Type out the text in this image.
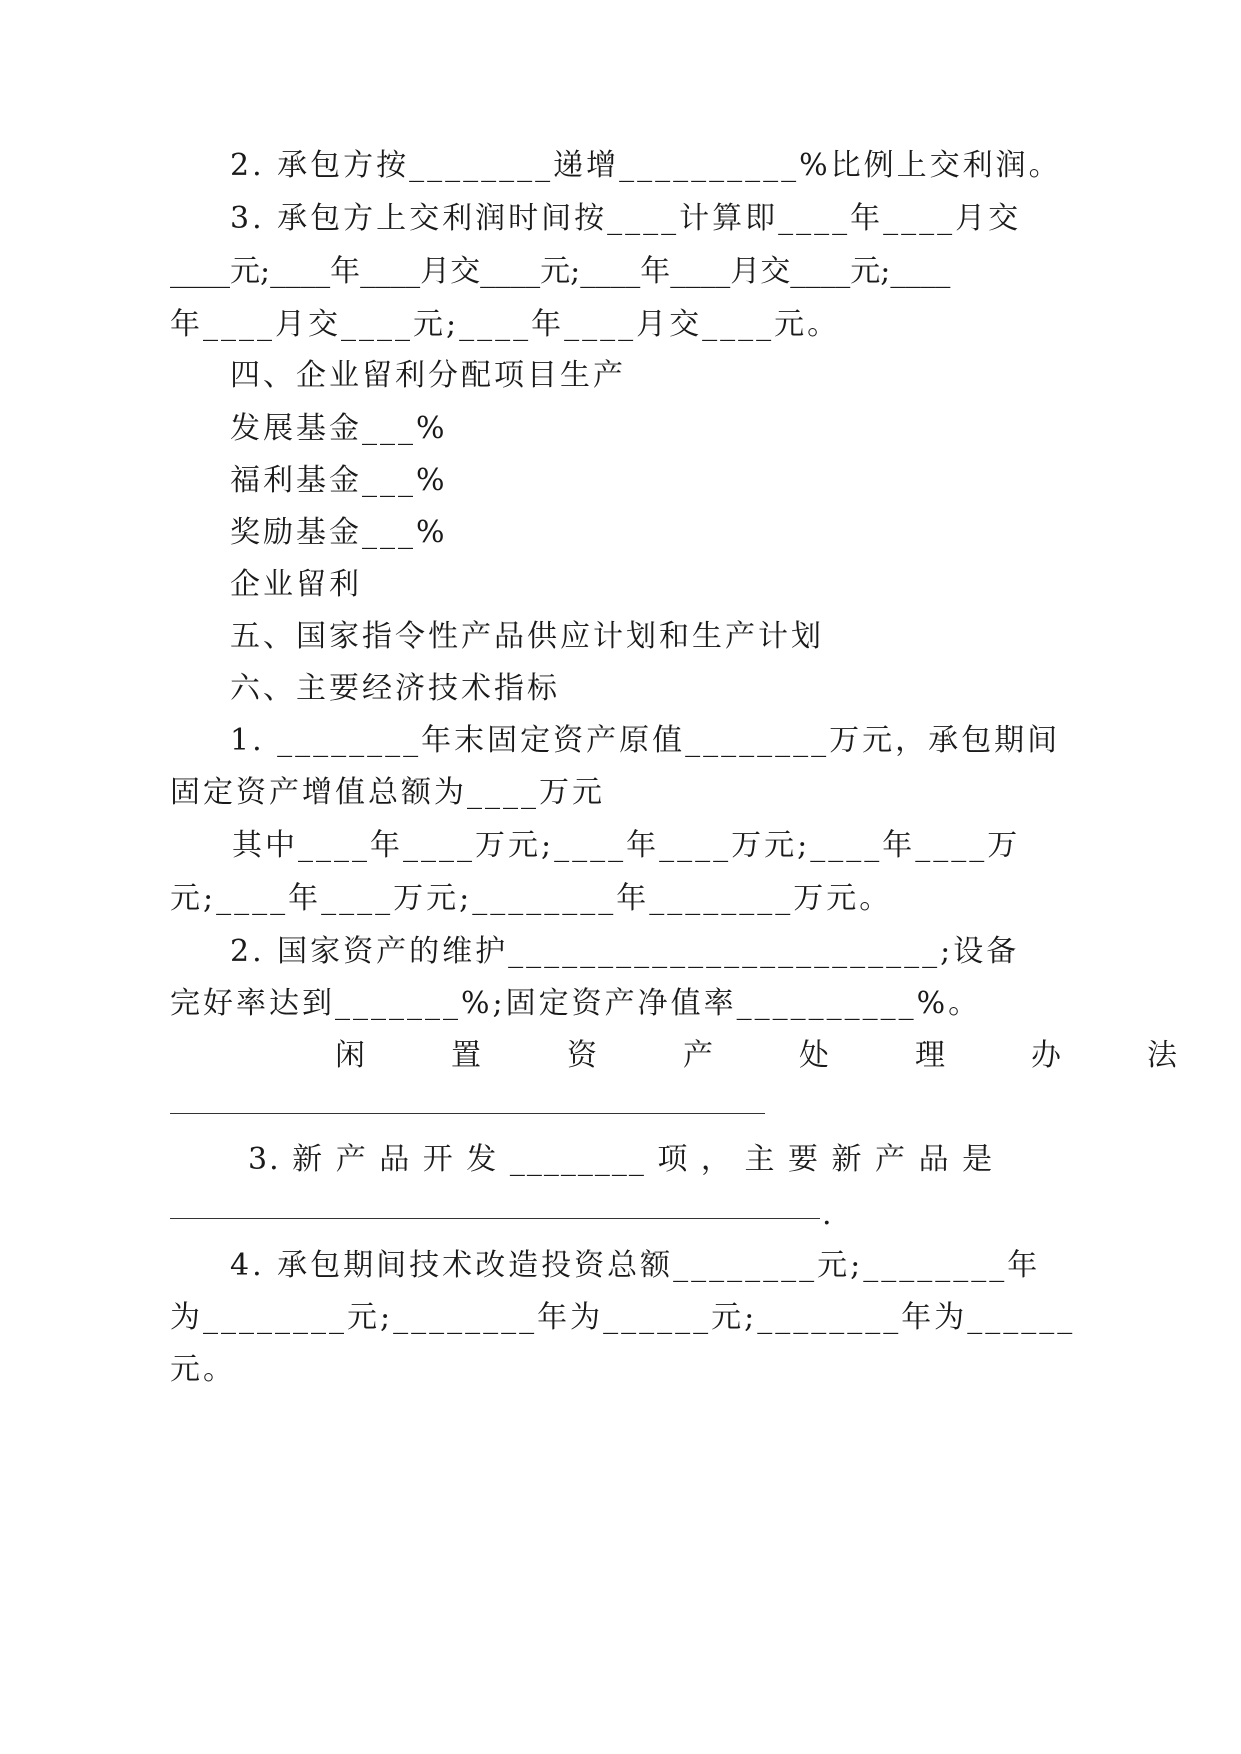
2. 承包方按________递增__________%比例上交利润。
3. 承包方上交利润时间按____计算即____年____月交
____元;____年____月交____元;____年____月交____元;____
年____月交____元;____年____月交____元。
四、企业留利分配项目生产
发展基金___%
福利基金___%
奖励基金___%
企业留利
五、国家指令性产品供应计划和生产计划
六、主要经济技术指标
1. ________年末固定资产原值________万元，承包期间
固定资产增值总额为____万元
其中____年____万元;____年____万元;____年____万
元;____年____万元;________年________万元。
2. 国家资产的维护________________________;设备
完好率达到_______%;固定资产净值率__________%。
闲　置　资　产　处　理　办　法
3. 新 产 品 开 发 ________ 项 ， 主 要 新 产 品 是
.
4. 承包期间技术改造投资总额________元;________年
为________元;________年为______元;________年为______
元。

──────────────────────────────

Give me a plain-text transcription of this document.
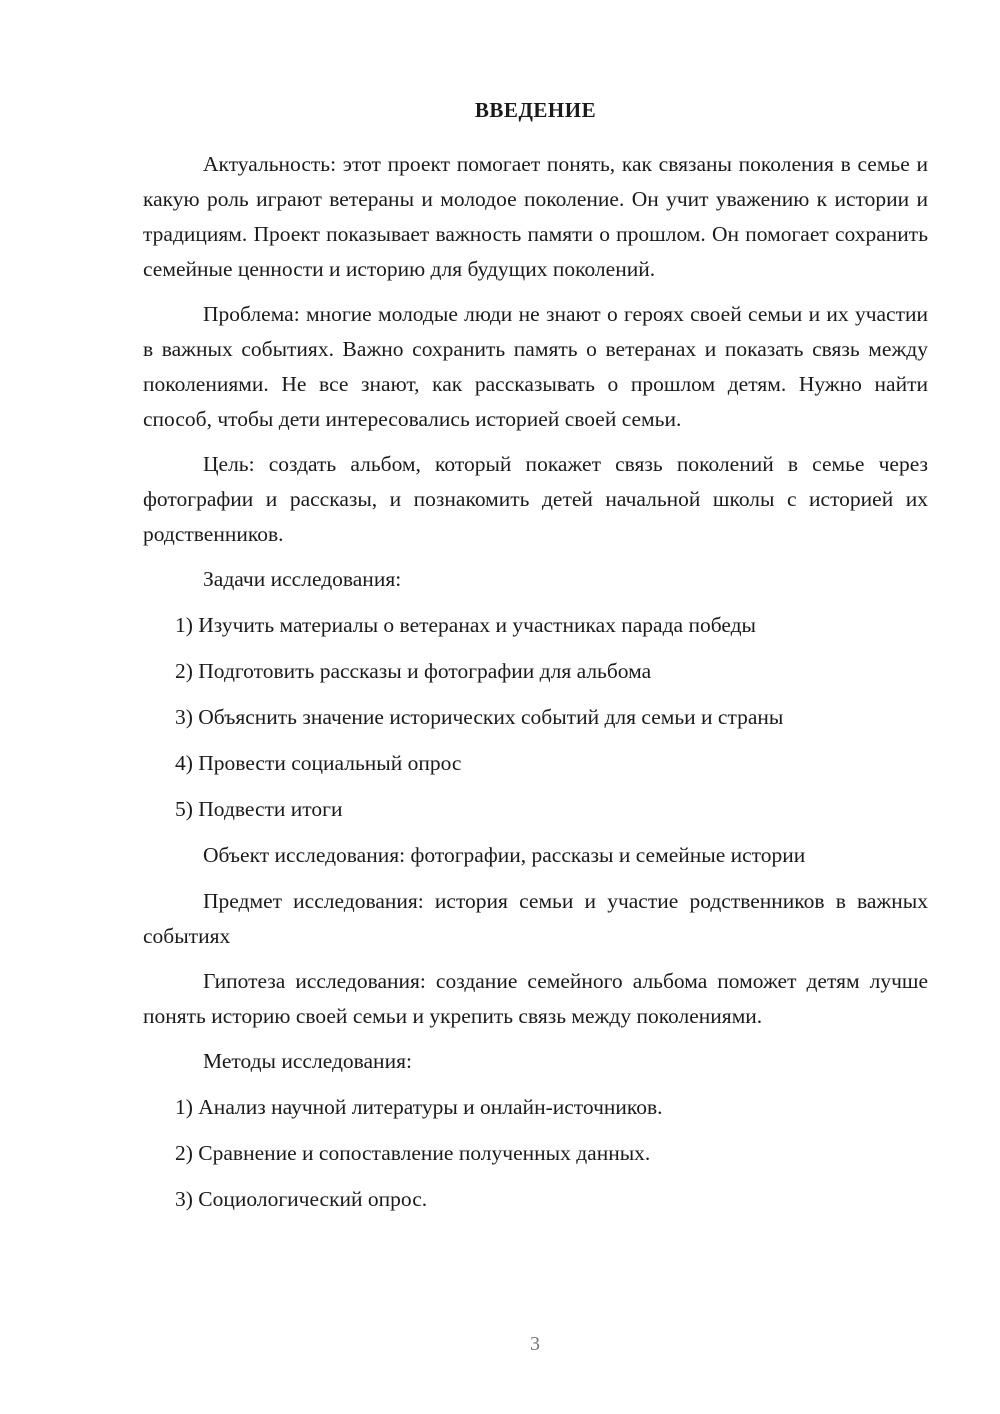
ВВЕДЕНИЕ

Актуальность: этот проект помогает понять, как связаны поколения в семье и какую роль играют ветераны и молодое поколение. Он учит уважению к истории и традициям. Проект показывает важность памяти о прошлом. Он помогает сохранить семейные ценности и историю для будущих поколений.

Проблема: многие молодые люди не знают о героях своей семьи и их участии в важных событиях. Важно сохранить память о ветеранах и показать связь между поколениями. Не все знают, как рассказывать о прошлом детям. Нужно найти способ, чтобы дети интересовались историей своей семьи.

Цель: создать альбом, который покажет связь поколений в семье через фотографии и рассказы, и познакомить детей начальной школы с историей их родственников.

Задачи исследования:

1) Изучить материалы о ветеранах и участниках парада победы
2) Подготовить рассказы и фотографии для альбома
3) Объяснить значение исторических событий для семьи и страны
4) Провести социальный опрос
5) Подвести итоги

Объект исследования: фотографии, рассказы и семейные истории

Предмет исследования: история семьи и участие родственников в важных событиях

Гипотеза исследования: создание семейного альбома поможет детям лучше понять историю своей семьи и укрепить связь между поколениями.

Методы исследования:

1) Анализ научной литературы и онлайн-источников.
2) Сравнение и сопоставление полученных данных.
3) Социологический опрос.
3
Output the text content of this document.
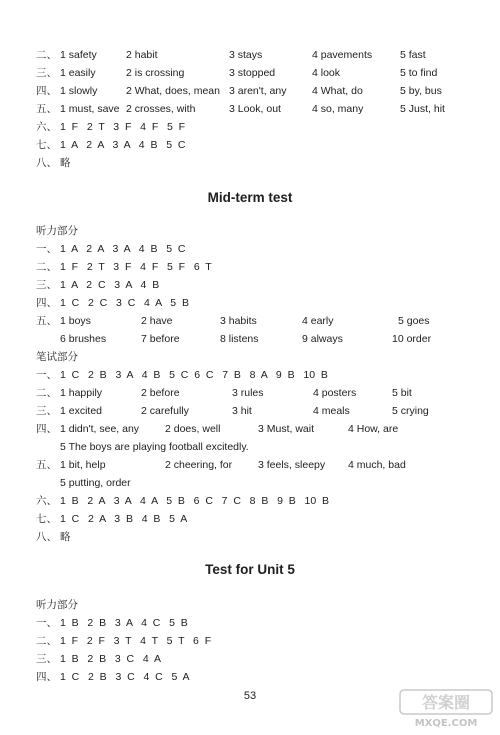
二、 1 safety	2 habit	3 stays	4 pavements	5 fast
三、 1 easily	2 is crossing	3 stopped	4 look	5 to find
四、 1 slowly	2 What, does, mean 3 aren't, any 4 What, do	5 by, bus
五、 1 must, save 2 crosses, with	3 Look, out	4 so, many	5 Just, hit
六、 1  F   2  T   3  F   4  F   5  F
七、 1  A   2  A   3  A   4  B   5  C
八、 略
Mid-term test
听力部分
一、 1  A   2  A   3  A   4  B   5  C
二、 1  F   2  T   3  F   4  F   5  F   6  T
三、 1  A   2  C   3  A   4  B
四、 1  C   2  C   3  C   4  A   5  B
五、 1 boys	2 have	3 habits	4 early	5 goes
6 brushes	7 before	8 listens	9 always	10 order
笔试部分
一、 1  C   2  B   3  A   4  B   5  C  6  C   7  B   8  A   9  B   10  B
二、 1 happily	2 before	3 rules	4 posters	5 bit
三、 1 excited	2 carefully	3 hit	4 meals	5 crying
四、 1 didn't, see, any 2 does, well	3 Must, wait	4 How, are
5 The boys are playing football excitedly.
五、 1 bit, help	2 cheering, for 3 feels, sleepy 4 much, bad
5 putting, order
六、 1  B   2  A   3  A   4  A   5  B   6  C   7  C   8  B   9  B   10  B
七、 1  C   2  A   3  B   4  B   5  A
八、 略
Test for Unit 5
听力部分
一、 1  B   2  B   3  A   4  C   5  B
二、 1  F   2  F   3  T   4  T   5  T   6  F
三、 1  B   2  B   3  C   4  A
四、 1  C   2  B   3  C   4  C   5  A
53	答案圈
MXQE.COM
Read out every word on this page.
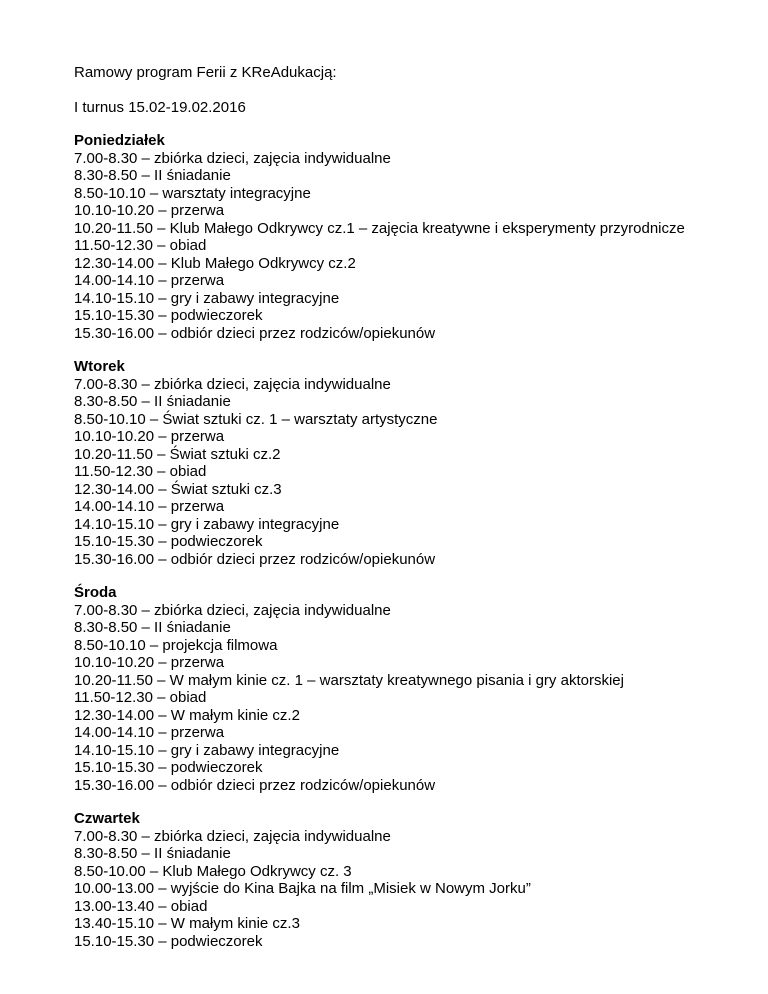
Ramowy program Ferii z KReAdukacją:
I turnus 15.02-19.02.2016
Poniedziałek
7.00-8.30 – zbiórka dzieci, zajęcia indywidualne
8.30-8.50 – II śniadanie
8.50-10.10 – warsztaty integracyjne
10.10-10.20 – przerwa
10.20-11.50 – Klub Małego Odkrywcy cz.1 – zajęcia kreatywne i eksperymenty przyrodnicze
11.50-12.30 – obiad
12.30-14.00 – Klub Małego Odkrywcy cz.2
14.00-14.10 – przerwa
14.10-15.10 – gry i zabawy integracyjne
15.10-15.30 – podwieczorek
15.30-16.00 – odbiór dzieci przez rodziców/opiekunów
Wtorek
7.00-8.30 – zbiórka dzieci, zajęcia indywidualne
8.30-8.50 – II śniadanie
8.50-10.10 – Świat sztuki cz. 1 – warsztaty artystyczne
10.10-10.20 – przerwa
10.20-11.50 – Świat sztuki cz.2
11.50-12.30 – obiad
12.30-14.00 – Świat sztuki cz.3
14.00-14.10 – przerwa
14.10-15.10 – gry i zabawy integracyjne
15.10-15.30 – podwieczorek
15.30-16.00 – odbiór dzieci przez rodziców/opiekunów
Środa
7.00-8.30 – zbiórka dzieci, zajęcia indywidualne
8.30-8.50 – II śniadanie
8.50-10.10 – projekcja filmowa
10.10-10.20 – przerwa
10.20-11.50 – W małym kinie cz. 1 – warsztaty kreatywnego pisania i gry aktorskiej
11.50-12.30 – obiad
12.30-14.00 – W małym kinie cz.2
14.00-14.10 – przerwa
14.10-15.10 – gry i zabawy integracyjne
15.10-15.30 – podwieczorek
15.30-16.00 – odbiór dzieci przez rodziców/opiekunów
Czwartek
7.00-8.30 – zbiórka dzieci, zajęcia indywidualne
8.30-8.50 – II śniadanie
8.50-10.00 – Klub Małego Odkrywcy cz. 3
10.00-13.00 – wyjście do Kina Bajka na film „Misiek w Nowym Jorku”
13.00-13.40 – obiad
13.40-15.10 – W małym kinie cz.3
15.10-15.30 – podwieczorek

──────────────────────────────

Given exercise
Extract every line containing the string "Świat" from the data above.

Answer for the task
8.50-10.10 – Świat sztuki cz. 1 – warsztaty artystyczne
10.20-11.50 – Świat sztuki cz.2
12.30-14.00 – Świat sztuki cz.3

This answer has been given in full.